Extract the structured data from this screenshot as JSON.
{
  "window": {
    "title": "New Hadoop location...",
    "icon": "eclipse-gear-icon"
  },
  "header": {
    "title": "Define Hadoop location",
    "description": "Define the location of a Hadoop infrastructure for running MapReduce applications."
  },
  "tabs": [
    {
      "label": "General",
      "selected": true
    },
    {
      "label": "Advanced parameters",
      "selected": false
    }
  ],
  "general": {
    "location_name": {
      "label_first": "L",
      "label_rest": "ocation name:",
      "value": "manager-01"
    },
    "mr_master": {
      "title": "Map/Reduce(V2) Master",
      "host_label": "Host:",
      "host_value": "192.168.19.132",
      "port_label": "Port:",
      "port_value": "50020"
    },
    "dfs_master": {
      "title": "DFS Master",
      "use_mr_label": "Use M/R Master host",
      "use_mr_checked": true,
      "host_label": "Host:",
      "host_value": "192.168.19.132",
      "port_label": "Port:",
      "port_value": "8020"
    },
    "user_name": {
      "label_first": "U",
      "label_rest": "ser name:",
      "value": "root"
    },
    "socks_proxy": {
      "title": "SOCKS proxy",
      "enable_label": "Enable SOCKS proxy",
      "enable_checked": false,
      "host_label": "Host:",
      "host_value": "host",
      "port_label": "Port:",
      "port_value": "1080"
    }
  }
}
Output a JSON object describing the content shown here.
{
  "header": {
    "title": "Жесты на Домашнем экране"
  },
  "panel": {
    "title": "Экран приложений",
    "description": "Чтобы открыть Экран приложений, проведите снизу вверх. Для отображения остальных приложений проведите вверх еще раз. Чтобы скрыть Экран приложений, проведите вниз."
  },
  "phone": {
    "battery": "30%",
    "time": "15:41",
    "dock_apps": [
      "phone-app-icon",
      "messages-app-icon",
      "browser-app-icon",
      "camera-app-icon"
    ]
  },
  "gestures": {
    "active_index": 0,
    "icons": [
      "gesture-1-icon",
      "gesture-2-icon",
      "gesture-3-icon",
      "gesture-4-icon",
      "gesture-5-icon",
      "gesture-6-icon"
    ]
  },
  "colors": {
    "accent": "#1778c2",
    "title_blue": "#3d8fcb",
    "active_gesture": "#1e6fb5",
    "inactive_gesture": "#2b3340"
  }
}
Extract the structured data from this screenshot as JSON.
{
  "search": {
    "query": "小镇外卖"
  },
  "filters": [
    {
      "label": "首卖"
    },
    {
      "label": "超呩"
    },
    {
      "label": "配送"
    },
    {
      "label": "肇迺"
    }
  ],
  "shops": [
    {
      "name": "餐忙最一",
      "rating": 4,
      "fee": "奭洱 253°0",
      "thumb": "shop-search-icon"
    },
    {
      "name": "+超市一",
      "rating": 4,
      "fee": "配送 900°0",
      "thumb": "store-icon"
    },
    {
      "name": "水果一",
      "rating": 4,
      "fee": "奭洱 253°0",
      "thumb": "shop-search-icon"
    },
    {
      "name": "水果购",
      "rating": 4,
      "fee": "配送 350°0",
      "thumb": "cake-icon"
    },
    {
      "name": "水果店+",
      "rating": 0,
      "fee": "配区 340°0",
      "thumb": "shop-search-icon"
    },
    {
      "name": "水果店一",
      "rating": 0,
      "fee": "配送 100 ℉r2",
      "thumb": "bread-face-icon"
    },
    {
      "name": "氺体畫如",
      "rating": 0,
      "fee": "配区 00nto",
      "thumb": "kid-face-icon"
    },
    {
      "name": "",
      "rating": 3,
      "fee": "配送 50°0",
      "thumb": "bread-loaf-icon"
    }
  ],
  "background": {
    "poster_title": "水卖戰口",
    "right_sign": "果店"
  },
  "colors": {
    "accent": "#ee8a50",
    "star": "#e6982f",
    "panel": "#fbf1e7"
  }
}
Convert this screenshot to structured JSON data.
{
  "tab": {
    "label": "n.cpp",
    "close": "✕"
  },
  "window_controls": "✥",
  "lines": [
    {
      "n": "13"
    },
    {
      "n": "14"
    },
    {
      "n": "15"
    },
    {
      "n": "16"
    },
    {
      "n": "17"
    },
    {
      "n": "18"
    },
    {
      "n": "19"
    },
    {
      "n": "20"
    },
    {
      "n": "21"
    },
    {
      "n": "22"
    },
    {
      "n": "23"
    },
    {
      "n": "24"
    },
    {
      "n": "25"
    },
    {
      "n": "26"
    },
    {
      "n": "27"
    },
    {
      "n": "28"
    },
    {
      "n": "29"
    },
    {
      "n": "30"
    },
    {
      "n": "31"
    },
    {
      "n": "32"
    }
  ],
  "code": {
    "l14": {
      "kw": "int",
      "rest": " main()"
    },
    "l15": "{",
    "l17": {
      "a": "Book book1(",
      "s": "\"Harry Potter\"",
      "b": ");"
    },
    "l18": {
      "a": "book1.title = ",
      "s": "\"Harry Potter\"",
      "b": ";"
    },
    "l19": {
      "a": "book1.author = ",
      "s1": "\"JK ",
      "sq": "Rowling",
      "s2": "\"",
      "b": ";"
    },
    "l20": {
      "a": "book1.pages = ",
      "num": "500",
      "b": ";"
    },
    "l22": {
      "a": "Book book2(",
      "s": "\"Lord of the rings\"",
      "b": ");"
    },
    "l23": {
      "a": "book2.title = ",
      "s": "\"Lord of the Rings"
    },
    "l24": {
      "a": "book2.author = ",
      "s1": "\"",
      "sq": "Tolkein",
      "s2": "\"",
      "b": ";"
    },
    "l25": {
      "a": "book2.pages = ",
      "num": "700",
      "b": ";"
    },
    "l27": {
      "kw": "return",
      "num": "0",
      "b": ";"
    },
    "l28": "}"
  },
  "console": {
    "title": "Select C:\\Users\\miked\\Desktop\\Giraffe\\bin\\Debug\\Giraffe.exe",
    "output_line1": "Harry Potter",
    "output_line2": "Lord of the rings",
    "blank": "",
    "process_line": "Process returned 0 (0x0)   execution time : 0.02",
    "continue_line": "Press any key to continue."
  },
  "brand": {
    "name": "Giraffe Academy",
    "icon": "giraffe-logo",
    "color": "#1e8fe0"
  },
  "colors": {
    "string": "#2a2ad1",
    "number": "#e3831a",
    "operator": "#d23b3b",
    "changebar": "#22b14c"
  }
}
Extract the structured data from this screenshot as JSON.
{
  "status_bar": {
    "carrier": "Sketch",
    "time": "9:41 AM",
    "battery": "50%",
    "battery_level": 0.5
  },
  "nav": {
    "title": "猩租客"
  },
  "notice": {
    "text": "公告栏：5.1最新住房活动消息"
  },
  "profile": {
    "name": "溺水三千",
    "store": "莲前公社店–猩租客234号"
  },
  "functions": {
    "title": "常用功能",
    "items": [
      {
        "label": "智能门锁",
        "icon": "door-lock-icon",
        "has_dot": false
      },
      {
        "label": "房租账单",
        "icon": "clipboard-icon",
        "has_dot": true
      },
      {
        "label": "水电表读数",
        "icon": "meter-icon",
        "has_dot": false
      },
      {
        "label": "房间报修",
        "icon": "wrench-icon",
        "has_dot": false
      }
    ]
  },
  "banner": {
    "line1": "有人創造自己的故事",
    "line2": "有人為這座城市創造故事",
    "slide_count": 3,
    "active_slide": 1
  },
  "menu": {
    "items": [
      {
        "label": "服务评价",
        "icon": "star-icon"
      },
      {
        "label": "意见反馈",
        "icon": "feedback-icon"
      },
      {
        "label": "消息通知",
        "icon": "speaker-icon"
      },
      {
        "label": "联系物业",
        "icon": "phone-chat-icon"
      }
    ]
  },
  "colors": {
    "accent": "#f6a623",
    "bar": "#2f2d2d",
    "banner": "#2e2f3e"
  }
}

==*==

### The exercise
From the data, list each line in which the string "true" appears.

### Complete response
      "selected": true
      "use_mr_checked": true,
        "has_dot": true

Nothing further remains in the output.